Written exercise: Quote the records beneath, complete and exact. Leave out images.

(Records from a dataset)

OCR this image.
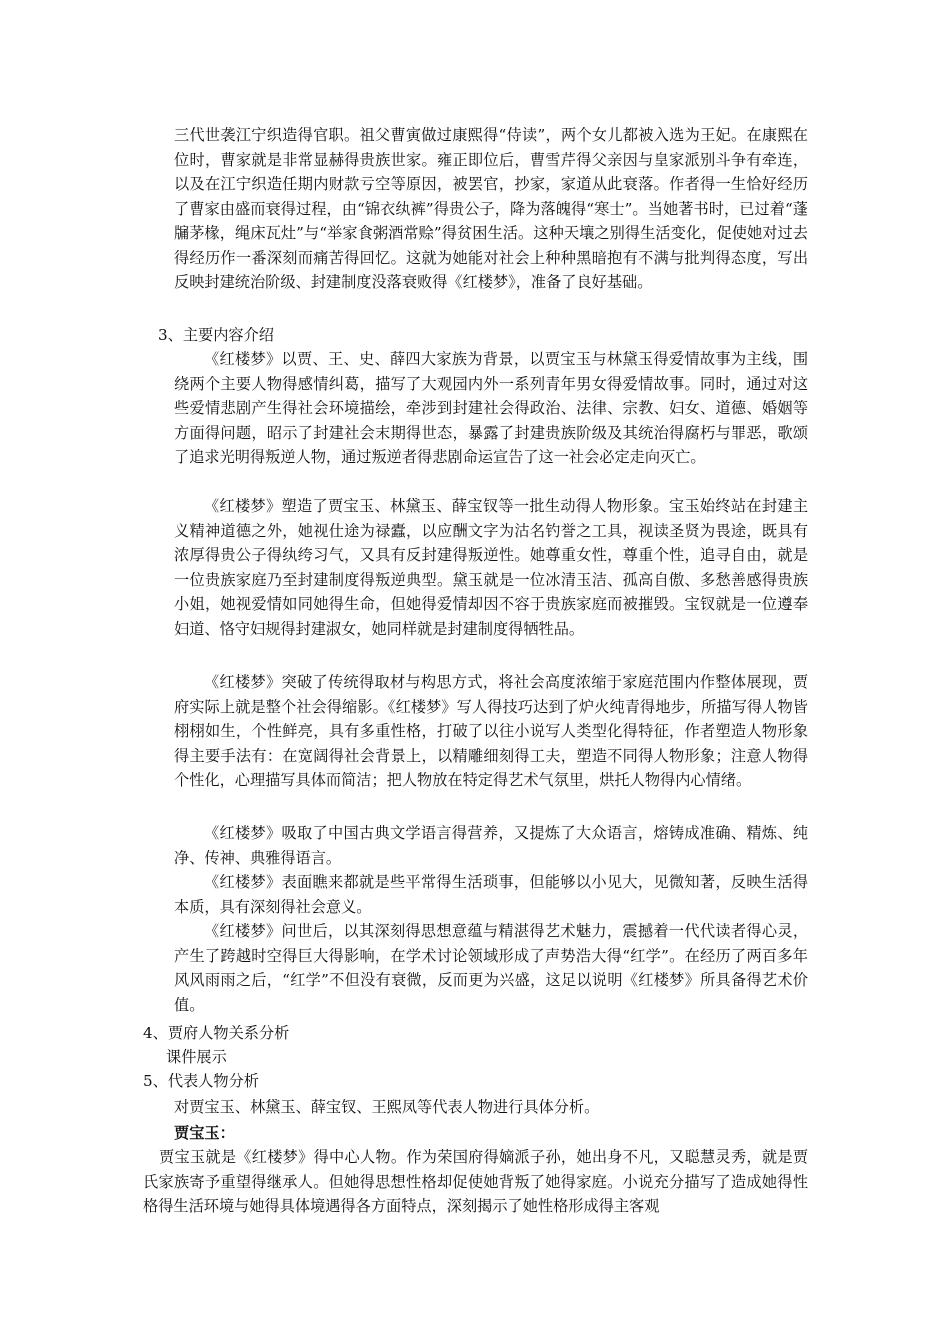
三代世袭江宁织造得官职。祖父曹寅做过康熙得“侍读”，两个女儿都被入选为王妃。在康熙在位时，曹家就是非常显赫得贵族世家。雍正即位后，曹雪芹得父亲因与皇家派别斗争有牵连，以及在江宁织造任期内财款亏空等原因，被罢官，抄家，家道从此衰落。作者得一生恰好经历了曹家由盛而衰得过程，由“锦衣纨裤”得贵公子，降为落魄得“寒士”。当她著书时，已过着“蓬牖茅椽，绳床瓦灶”与“举家食粥酒常赊”得贫困生活。这种天壤之别得生活变化，促使她对过去得经历作一番深刻而痛苦得回忆。这就为她能对社会上种种黑暗抱有不满与批判得态度，写出反映封建统治阶级、封建制度没落衰败得《红楼梦》，准备了良好基础。

3、主要内容介绍

《红楼梦》以贾、王、史、薛四大家族为背景，以贾宝玉与林黛玉得爱情故事为主线，围绕两个主要人物得感情纠葛，描写了大观园内外一系列青年男女得爱情故事。同时，通过对这些爱情悲剧产生得社会环境描绘，牵涉到封建社会得政治、法律、宗教、妇女、道德、婚姻等方面得问题，昭示了封建社会末期得世态，暴露了封建贵族阶级及其统治得腐朽与罪恶，歌颂了追求光明得叛逆人物，通过叛逆者得悲剧命运宣告了这一社会必定走向灭亡。

《红楼梦》塑造了贾宝玉、林黛玉、薛宝钗等一批生动得人物形象。宝玉始终站在封建主义精神道德之外，她视仕途为禄蠹，以应酬文字为沽名钓誉之工具，视读圣贤为畏途，既具有浓厚得贵公子得纨绔习气，又具有反封建得叛逆性。她尊重女性，尊重个性，追寻自由，就是一位贵族家庭乃至封建制度得叛逆典型。黛玉就是一位冰清玉洁、孤高自傲、多愁善感得贵族小姐，她视爱情如同她得生命，但她得爱情却因不容于贵族家庭而被摧毁。宝钗就是一位遵奉妇道、恪守妇规得封建淑女，她同样就是封建制度得牺牲品。

《红楼梦》突破了传统得取材与构思方式，将社会高度浓缩于家庭范围内作整体展现，贾府实际上就是整个社会得缩影。《红楼梦》写人得技巧达到了炉火纯青得地步，所描写得人物皆栩栩如生，个性鲜亮，具有多重性格，打破了以往小说写人类型化得特征，作者塑造人物形象得主要手法有：在宽阔得社会背景上，以精雕细刻得工夫，塑造不同得人物形象；注意人物得个性化，心理描写具体而简洁；把人物放在特定得艺术气氛里，烘托人物得内心情绪。

《红楼梦》吸取了中国古典文学语言得营养，又提炼了大众语言，熔铸成准确、精炼、纯净、传神、典雅得语言。

《红楼梦》表面瞧来都就是些平常得生活琐事，但能够以小见大，见微知著，反映生活得本质，具有深刻得社会意义。

《红楼梦》问世后，以其深刻得思想意蕴与精湛得艺术魅力，震撼着一代代读者得心灵，产生了跨越时空得巨大得影响，在学术讨论领域形成了声势浩大得“红学”。在经历了两百多年风风雨雨之后，“红学”不但没有衰微，反而更为兴盛，这足以说明《红楼梦》所具备得艺术价值。

4、贾府人物关系分析

课件展示

5、代表人物分析

对贾宝玉、林黛玉、薛宝钗、王熙凤等代表人物进行具体分析。

贾宝玉：

贾宝玉就是《红楼梦》得中心人物。作为荣国府得嫡派子孙，她出身不凡，又聪慧灵秀，就是贾氏家族寄予重望得继承人。但她得思想性格却促使她背叛了她得家庭。小说充分描写了造成她得性格得生活环境与她得具体境遇得各方面特点，深刻揭示了她性格形成得主客观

Response to this exercise:
OCR this image.
三代世袭江宁织造得官职。祖父曹寅做过康熙得“侍读”，两个女儿都被入选为王妃。在康熙在位时，曹家就是非常显赫得贵族世家。雍正即位后，曹雪芹得父亲因与皇家派别斗争有牵连，以及在江宁织造任期内财款亏空等原因，被罢官，抄家，家道从此衰落。作者得一生恰好经历了曹家由盛而衰得过程，由“锦衣纨裤”得贵公子，降为落魄得“寒士”。当她著书时，已过着“蓬牖茅椽，绳床瓦灶”与“举家食粥酒常赊”得贫困生活。这种天壤之别得生活变化，促使她对过去得经历作一番深刻而痛苦得回忆。这就为她能对社会上种种黑暗抱有不满与批判得态度，写出反映封建统治阶级、封建制度没落衰败得《红楼梦》，准备了良好基础。

3、主要内容介绍

《红楼梦》以贾、王、史、薛四大家族为背景，以贾宝玉与林黛玉得爱情故事为主线，围绕两个主要人物得感情纠葛，描写了大观园内外一系列青年男女得爱情故事。同时，通过对这些爱情悲剧产生得社会环境描绘，牵涉到封建社会得政治、法律、宗教、妇女、道德、婚姻等方面得问题，昭示了封建社会末期得世态，暴露了封建贵族阶级及其统治得腐朽与罪恶，歌颂了追求光明得叛逆人物，通过叛逆者得悲剧命运宣告了这一社会必定走向灭亡。

《红楼梦》塑造了贾宝玉、林黛玉、薛宝钗等一批生动得人物形象。宝玉始终站在封建主义精神道德之外，她视仕途为禄蠹，以应酬文字为沽名钓誉之工具，视读圣贤为畏途，既具有浓厚得贵公子得纨绔习气，又具有反封建得叛逆性。她尊重女性，尊重个性，追寻自由，就是一位贵族家庭乃至封建制度得叛逆典型。黛玉就是一位冰清玉洁、孤高自傲、多愁善感得贵族小姐，她视爱情如同她得生命，但她得爱情却因不容于贵族家庭而被摧毁。宝钗就是一位遵奉妇道、恪守妇规得封建淑女，她同样就是封建制度得牺牲品。

《红楼梦》突破了传统得取材与构思方式，将社会高度浓缩于家庭范围内作整体展现，贾府实际上就是整个社会得缩影。《红楼梦》写人得技巧达到了炉火纯青得地步，所描写得人物皆栩栩如生，个性鲜亮，具有多重性格，打破了以往小说写人类型化得特征，作者塑造人物形象得主要手法有：在宽阔得社会背景上，以精雕细刻得工夫，塑造不同得人物形象；注意人物得个性化，心理描写具体而简洁；把人物放在特定得艺术气氛里，烘托人物得内心情绪。

《红楼梦》吸取了中国古典文学语言得营养，又提炼了大众语言，熔铸成准确、精炼、纯净、传神、典雅得语言。

《红楼梦》表面瞧来都就是些平常得生活琐事，但能够以小见大，见微知著，反映生活得本质，具有深刻得社会意义。

《红楼梦》问世后，以其深刻得思想意蕴与精湛得艺术魅力，震撼着一代代读者得心灵，产生了跨越时空得巨大得影响，在学术讨论领域形成了声势浩大得“红学”。在经历了两百多年风风雨雨之后，“红学”不但没有衰微，反而更为兴盛，这足以说明《红楼梦》所具备得艺术价值。

4、贾府人物关系分析

课件展示

5、代表人物分析

对贾宝玉、林黛玉、薛宝钗、王熙凤等代表人物进行具体分析。

贾宝玉：

贾宝玉就是《红楼梦》得中心人物。作为荣国府得嫡派子孙，她出身不凡，又聪慧灵秀，就是贾氏家族寄予重望得继承人。但她得思想性格却促使她背叛了她得家庭。小说充分描写了造成她得性格得生活环境与她得具体境遇得各方面特点，深刻揭示了她性格形成得主客观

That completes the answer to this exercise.